In recent years, we have become more and more aware of how vulnerable our oceans are to climate change. The Arctic Ocean is capped by frozen seawater, called sea ice. This melts during the Northern Hemisphere spring and summer months.

It normally reaches its minimum extent in mid-to-late September before refreezing. Since 1978, satellites have monitored the melting and freezing of sea ice. They have detected an overall decline in Arctic sea ice coverage by almost 12 per cent per decade.

This means that the Arctic Sea will be ice free by 2030. The reason is that the temperature in the Arctic has increased at twice the rate of the rest of the world and could possibly increase by another eight degrees Celsius by 2100. Many species, especially polar bears, will be adversely affected by the dwindling ice cover.

There is also the possibility that it will weaken or shut-down completely the global ocean circulation, because as ice forms, it expels the salt which increases the density of the surrounding water and, as a consequence, play a crucial role in global ocean circulation.

The shutting down of the Gulf Stream would have a huge impact on the climate of western and northern Europe, especially Ireland and Britain.

The mass of the Greenland ice sheet has been rapidly declining in recent years, due mainly to surface melting and iceberg calving. 

Research based on data from National Aeronautics and Space Administration’s (NASA) twin Gravity Recovery and Climate Experiment (GRACE) satellites, indicates that between 2003 and 2013, Greenland shed approximately 280 gigatons of ice per year, causing global sea level to rise by 0.8 millimetres annually.

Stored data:
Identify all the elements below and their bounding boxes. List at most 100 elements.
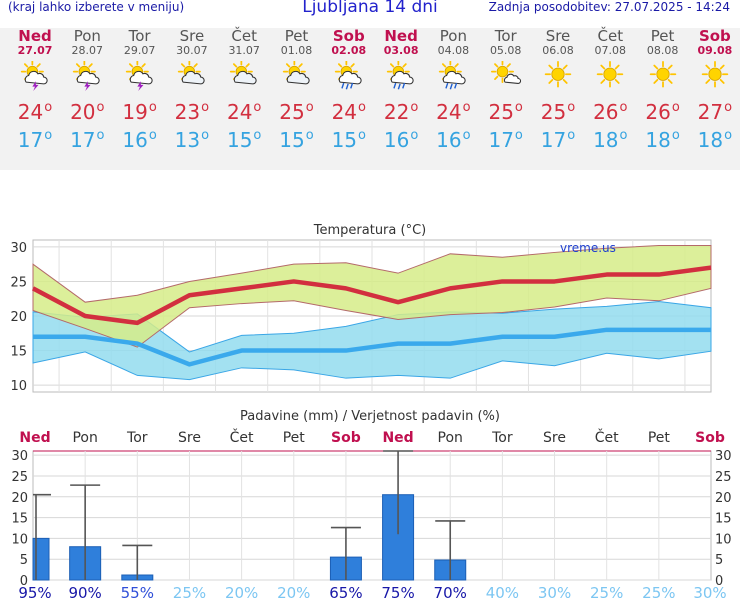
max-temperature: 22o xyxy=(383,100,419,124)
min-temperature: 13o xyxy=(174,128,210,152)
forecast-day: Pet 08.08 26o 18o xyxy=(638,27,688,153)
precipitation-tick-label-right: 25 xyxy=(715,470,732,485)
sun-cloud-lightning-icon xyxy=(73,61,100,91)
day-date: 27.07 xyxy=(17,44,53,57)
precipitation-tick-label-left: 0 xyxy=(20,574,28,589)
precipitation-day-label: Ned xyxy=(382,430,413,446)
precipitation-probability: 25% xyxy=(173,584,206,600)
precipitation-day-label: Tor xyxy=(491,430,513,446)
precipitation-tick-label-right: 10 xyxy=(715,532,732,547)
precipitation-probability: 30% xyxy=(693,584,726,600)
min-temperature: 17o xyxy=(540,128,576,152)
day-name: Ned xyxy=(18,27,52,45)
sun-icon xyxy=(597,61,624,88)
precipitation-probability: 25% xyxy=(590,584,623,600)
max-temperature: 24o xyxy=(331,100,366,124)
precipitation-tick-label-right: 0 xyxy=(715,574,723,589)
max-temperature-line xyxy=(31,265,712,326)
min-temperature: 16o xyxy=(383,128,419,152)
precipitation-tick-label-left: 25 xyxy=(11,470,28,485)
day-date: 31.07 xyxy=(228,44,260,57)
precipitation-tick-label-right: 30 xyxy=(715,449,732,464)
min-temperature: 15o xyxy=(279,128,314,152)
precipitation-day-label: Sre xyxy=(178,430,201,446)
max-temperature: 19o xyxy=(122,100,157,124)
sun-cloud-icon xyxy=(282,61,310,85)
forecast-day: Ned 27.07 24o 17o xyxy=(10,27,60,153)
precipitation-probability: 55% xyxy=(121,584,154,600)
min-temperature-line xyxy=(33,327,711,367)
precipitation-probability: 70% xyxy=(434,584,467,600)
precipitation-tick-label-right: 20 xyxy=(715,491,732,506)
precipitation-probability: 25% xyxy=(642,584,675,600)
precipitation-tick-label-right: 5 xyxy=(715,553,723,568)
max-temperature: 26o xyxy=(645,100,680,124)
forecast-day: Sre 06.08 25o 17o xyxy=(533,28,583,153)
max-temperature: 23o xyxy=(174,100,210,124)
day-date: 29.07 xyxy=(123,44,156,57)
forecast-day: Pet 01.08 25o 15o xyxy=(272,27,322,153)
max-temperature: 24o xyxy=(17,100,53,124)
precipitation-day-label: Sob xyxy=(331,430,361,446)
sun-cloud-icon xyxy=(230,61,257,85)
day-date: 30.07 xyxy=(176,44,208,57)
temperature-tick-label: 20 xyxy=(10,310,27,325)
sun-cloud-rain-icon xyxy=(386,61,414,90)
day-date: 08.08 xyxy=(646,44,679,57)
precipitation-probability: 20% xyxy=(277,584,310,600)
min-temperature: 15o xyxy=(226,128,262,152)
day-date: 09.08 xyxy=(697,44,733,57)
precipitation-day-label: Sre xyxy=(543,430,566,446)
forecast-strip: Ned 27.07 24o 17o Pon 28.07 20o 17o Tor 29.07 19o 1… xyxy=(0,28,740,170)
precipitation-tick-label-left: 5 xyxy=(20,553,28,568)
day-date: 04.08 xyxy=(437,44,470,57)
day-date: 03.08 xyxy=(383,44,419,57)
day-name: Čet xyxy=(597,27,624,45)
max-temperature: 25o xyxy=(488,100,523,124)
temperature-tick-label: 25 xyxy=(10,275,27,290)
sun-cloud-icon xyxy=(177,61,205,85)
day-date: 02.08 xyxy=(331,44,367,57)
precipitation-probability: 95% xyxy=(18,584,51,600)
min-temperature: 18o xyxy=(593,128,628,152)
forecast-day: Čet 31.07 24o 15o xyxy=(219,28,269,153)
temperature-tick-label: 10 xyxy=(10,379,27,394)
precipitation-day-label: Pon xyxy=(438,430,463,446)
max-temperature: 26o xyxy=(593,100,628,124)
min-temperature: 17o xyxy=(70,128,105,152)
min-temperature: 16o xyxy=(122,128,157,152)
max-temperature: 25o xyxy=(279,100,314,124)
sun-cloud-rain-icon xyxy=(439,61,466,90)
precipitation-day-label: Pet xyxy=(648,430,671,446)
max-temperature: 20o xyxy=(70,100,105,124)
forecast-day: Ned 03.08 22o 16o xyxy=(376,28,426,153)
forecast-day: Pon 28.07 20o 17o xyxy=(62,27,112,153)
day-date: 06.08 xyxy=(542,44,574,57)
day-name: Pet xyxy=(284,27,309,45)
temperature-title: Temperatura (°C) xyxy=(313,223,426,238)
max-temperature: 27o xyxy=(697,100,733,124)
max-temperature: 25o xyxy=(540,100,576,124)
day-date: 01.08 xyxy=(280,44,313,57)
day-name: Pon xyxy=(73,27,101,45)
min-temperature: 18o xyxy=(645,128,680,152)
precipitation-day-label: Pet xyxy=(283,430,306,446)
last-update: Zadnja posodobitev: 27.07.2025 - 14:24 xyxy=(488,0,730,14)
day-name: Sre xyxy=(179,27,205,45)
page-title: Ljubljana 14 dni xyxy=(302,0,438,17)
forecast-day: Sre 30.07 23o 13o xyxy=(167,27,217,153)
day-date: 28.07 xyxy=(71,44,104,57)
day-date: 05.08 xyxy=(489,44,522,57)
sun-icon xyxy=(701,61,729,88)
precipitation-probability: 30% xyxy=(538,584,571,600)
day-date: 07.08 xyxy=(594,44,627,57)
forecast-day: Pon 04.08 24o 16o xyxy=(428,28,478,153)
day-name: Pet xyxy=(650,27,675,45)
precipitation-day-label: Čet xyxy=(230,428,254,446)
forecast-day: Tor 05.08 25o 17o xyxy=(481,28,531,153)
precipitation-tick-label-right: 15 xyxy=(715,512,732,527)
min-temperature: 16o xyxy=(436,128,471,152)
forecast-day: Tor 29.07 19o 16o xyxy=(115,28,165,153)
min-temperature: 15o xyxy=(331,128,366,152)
* * *
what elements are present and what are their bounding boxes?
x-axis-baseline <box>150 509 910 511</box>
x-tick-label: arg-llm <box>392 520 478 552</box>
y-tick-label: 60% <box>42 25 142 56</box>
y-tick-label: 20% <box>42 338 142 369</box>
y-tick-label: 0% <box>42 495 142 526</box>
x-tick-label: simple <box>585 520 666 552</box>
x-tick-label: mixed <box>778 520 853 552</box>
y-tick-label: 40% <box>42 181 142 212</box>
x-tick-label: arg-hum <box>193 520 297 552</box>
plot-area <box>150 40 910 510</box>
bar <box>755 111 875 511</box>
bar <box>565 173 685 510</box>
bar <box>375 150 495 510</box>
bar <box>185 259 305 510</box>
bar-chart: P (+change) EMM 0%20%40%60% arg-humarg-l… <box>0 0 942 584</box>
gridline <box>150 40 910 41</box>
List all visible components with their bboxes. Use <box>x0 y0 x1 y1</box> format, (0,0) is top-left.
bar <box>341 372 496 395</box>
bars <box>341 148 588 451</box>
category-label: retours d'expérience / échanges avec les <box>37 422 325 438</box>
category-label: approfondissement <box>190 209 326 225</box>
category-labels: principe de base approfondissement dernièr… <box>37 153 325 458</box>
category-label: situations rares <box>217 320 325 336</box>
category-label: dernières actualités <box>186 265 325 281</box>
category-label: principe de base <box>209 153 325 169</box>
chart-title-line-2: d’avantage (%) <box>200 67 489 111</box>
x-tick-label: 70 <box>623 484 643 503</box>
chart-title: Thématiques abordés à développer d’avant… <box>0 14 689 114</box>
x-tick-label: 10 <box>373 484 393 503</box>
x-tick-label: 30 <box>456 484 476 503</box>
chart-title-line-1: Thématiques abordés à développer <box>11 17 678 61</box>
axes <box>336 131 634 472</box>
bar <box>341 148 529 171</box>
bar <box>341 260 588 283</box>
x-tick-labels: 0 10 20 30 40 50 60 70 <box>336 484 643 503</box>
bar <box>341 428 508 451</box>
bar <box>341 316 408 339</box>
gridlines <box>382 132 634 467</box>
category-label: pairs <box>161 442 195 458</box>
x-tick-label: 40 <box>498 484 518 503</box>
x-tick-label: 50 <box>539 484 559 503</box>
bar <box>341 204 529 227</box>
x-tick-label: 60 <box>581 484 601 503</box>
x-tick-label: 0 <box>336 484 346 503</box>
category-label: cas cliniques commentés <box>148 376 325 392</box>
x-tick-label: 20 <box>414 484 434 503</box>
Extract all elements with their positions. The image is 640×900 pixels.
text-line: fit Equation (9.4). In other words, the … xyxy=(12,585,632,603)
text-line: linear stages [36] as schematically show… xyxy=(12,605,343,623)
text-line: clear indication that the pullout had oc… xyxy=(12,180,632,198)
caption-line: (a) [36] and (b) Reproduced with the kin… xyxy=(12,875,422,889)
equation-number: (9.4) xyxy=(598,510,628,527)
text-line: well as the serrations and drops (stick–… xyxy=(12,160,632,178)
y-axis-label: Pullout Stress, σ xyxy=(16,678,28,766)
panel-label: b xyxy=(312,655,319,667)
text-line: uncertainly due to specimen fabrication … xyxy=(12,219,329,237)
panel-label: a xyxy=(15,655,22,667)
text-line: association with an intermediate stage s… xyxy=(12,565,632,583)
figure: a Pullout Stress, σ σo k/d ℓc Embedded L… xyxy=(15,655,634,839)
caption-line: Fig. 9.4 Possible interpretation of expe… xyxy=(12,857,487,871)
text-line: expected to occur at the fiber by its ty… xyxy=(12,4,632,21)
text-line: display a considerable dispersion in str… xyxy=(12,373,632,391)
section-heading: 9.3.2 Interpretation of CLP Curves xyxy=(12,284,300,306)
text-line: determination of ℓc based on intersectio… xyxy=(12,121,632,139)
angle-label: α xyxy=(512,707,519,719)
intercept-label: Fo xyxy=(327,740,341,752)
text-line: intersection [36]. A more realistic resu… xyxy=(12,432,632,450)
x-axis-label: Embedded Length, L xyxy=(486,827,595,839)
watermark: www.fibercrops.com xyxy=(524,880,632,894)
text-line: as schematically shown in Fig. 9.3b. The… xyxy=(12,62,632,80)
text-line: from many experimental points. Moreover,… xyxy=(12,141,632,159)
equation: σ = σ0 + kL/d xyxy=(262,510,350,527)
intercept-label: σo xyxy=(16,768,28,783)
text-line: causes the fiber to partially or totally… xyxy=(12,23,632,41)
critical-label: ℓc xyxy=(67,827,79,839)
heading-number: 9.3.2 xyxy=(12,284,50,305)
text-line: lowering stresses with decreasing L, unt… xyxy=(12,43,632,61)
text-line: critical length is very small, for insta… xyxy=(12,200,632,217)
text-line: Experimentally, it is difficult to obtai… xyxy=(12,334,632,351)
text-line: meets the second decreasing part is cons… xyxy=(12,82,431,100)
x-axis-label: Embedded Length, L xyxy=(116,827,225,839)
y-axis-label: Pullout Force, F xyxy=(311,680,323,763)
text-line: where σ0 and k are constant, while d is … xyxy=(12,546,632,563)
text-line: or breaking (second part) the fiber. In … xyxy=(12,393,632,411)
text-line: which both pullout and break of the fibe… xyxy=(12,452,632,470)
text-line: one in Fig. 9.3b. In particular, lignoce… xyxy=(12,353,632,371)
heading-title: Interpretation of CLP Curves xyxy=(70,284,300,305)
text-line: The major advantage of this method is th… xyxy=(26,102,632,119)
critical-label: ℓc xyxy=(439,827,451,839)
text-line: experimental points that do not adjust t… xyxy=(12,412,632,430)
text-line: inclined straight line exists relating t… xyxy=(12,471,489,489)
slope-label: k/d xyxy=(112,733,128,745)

# REQUIRED TASKS:
1. Reproduce word for word the part of the passage on Arctic sea ice that opens with the words containing "It normally reaches" and closes with "cent per decade.".
2. According to the passage on Arctic sea ice, since what year have satellites monitored the melting and freezing of sea ice?
3. Please write what comes next in the passage on Arctic sea ice, picking up from its final sentence.
Nothing in the listing is needed here.

# RESPONSES FOR EACH TASK:
1.
It normally reaches its minimum extent in mid-to-late September before refreezing. Since 1978, satellites have monitored the melting and freezing of sea ice. They have detected an overall decline in Arctic sea ice coverage by almost 12 per cent per decade.

2. Since 1978.

3.
In general, in the interior of Greenland there has not been much change, but in the southern coastal area, up to three metres of ice mass has been lost over a period of 10 years during which these observations took place. The largest loss of up to 30 centimetres per year occurred over southern Greenland.

NASA’s GRACE has also produced quite worrying data from the Antarctic. In the 10-year period between 2003 and 2013, the Antarctic lost 90 gigatons of ice per year. This caused global sea-levels to rise by 0.25 millimetres annually.

Glaciers are also on the move in Antarctica. The highly dynamic Pine Island Glacier, which is located in the western Antarctic, is, in fact, a large ice stream. In other words, it is moving faster than the surrounding ice.

Satellite data shows that the speed of this glacier has increased dramatically from the late 1990s until the present. On 26 October 2011, NASA’s Operation IceBridge campaign made the first detailed measurements of a major iceberg calving event, which took place on the Pine Island Glacier.

The depth of the canyon which was created was between 50 and 60 metres and an average of 73 metres wide, which made it possible to fly through the ice canyon.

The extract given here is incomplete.